**DATA PROVIDED**

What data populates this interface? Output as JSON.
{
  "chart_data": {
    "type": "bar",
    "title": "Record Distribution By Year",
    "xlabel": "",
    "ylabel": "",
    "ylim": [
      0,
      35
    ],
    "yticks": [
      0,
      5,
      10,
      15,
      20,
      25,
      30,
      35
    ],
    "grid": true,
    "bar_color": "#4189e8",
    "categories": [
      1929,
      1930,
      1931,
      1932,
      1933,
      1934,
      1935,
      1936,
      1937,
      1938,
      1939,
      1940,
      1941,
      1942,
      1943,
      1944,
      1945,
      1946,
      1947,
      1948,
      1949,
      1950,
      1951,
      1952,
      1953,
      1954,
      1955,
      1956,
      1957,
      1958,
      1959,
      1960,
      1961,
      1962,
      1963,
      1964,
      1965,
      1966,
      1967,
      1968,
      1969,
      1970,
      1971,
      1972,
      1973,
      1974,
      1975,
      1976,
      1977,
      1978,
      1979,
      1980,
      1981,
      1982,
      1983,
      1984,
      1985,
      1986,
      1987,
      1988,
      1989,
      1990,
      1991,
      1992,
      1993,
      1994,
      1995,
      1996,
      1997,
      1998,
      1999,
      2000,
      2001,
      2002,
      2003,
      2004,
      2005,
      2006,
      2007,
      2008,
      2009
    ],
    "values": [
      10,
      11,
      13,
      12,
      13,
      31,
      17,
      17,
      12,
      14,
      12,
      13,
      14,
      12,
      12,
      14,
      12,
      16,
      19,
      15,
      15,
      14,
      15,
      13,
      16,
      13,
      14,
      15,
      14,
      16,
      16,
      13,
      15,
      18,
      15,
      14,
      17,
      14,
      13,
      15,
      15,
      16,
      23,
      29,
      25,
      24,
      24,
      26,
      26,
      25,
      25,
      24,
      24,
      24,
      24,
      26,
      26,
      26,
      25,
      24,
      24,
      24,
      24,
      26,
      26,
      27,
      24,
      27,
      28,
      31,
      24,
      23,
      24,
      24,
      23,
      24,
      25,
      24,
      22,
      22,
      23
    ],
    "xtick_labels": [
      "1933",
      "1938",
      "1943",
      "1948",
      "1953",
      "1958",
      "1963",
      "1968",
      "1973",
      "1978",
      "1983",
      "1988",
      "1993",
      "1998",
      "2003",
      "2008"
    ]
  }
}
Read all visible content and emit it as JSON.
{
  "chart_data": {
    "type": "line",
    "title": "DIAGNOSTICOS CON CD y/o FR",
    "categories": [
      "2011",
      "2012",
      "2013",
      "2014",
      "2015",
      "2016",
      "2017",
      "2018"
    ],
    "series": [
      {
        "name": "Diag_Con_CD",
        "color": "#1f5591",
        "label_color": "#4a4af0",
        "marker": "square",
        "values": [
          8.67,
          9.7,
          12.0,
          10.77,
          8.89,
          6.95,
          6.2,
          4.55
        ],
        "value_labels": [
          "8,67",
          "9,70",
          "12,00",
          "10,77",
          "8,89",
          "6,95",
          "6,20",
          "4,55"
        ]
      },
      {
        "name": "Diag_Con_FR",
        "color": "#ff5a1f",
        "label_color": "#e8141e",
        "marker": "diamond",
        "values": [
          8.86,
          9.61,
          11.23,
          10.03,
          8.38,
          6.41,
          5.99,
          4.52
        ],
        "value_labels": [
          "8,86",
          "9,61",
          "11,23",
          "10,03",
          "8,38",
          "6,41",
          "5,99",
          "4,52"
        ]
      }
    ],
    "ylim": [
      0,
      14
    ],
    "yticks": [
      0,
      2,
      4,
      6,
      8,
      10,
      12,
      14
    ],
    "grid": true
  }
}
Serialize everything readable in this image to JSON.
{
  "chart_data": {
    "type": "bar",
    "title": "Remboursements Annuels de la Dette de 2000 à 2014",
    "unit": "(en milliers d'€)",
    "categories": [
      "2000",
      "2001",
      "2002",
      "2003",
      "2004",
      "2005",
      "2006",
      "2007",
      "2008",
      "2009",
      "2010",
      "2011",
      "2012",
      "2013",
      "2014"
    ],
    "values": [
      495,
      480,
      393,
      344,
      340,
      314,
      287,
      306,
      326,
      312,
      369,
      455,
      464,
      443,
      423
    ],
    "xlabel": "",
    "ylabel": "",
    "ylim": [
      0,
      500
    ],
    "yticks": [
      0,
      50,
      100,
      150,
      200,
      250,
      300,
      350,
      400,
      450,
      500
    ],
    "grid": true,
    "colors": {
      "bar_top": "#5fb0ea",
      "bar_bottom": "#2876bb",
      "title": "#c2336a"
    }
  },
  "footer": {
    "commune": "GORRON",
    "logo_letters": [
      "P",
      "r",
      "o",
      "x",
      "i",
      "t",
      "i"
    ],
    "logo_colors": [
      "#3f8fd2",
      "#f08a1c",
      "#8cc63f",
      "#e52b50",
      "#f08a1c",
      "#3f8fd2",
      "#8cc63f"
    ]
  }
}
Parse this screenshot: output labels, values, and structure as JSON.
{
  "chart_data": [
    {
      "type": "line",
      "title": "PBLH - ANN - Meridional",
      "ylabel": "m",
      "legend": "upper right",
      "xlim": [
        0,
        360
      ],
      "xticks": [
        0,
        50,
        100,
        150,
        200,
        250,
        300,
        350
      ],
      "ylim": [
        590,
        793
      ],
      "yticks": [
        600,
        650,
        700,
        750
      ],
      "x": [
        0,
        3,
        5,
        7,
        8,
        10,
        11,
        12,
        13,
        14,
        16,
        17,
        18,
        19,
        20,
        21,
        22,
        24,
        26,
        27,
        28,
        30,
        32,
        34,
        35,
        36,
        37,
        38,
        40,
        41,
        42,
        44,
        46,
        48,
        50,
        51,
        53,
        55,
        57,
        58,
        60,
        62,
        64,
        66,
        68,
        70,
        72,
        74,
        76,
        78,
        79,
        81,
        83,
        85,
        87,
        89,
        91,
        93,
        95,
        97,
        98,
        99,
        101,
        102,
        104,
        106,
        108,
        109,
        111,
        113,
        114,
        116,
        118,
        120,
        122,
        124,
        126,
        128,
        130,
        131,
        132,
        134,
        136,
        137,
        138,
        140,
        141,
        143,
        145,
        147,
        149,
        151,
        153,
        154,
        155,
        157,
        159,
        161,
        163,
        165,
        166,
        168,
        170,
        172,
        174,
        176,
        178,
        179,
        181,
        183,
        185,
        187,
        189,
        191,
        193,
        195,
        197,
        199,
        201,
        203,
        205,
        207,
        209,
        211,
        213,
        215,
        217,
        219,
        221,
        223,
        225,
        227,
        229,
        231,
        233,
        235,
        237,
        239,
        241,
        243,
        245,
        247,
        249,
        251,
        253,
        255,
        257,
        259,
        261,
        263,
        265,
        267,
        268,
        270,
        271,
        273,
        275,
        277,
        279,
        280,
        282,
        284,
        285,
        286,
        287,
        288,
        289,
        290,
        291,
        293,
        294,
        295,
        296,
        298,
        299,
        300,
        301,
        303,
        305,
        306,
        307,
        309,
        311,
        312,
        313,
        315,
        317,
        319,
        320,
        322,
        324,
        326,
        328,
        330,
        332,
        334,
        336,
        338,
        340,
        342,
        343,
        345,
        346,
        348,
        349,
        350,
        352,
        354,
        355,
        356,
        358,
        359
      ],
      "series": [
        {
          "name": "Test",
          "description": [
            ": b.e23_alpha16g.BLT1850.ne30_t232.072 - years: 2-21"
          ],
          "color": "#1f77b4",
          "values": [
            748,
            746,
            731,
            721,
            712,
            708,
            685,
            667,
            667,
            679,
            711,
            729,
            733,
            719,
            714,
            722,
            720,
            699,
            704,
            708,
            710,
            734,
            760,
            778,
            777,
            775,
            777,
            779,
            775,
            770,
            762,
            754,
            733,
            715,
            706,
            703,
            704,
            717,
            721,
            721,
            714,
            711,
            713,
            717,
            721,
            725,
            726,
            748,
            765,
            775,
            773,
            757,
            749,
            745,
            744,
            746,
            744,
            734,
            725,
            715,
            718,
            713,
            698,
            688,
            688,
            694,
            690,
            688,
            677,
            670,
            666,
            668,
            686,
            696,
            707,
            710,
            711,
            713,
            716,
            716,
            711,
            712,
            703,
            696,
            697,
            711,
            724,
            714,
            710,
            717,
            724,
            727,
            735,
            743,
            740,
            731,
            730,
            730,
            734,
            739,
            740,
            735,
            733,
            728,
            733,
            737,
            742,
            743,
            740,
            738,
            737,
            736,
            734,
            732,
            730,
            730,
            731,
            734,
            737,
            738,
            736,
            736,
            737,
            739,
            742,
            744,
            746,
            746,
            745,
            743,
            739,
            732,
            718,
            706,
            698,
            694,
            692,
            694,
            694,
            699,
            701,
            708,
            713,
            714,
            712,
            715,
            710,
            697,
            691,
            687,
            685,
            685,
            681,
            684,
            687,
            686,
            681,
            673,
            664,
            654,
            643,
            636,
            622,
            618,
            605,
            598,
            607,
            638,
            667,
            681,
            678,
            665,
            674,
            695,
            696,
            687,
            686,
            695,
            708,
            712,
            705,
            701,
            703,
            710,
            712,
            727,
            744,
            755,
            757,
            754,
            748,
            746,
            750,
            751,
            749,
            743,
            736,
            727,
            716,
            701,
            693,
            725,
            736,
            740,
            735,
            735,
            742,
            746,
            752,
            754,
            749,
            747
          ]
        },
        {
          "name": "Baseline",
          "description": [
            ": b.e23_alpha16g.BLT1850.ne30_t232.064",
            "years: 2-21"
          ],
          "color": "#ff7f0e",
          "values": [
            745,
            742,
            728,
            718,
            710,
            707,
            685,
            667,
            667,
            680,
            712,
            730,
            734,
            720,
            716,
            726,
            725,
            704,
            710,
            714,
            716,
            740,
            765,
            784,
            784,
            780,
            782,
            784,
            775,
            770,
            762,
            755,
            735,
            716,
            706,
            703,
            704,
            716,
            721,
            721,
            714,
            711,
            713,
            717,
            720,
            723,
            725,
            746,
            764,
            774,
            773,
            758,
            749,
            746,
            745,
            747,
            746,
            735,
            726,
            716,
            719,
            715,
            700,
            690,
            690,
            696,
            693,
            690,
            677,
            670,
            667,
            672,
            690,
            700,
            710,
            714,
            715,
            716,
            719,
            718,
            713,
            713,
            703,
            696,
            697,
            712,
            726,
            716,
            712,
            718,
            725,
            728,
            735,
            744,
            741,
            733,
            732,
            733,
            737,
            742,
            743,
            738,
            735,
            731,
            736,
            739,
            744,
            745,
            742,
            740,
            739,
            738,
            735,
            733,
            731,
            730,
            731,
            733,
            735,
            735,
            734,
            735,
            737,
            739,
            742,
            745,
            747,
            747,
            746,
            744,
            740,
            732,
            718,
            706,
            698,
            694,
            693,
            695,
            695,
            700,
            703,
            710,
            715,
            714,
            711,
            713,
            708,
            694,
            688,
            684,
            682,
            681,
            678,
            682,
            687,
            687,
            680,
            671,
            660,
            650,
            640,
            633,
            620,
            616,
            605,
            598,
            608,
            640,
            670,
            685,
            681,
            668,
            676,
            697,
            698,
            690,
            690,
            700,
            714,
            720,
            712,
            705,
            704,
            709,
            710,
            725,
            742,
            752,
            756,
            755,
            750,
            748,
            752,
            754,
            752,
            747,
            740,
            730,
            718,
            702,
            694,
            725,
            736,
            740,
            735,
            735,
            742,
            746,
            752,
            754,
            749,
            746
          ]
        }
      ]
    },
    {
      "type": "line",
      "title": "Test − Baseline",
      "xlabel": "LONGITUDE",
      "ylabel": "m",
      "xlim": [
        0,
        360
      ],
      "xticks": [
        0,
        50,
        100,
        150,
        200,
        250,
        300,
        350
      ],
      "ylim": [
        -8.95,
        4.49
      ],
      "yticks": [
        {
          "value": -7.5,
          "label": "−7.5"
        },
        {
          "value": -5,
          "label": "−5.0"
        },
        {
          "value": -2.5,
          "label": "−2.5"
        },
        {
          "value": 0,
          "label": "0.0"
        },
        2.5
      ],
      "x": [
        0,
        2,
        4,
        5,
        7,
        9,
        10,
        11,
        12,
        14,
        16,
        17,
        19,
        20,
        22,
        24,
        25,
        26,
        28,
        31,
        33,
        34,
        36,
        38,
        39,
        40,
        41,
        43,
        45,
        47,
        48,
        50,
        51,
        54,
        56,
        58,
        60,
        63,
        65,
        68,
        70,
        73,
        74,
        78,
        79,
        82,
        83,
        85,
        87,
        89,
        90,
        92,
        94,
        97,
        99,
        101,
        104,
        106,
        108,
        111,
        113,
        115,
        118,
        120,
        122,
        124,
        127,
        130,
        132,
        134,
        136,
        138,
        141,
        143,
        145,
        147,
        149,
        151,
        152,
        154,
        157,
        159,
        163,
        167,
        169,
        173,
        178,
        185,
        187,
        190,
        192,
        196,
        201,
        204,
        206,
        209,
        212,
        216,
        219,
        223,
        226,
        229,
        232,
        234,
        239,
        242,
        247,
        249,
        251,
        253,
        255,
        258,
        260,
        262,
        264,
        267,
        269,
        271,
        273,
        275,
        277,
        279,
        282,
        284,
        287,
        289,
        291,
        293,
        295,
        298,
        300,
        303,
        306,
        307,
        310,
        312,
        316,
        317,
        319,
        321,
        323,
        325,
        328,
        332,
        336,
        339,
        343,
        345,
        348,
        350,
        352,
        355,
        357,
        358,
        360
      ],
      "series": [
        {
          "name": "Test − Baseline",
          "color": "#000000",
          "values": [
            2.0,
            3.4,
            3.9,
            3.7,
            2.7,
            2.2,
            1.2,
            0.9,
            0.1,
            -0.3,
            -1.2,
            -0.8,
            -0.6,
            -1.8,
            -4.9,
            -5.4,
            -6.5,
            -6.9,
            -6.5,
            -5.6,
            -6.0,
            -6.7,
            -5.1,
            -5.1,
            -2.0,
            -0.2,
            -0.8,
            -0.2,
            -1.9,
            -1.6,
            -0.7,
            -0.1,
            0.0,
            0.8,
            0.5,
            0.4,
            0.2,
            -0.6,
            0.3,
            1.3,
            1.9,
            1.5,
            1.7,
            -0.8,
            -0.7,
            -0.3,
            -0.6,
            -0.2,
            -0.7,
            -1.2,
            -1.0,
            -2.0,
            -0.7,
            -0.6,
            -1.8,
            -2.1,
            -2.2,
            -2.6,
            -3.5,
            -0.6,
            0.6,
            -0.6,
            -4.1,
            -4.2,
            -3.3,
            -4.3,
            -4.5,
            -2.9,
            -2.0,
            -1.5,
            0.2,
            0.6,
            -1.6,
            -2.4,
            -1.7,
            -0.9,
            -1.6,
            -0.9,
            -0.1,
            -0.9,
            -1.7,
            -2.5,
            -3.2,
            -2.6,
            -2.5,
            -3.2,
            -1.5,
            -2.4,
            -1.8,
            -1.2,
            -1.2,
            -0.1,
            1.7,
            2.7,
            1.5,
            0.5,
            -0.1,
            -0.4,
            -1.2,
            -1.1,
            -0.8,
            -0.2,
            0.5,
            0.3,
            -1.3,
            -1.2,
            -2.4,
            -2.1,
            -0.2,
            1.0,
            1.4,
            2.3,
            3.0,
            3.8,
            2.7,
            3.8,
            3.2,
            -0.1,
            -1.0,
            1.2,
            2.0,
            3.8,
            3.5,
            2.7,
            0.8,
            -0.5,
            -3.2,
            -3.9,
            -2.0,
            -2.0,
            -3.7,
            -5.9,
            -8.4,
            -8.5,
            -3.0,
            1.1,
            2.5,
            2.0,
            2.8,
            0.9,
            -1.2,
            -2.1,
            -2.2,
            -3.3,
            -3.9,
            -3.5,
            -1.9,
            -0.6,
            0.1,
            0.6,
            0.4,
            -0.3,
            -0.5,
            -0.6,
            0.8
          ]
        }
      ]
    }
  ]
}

**PROMPT**
Which lines above hold the word "this"? Copy each of them.

**EXERCISE RESULT**
What data populates this interface? Output as JSON.
Serialize everything readable in this image to JSON.
Parse this screenshot: output labels, values, and structure as JSON.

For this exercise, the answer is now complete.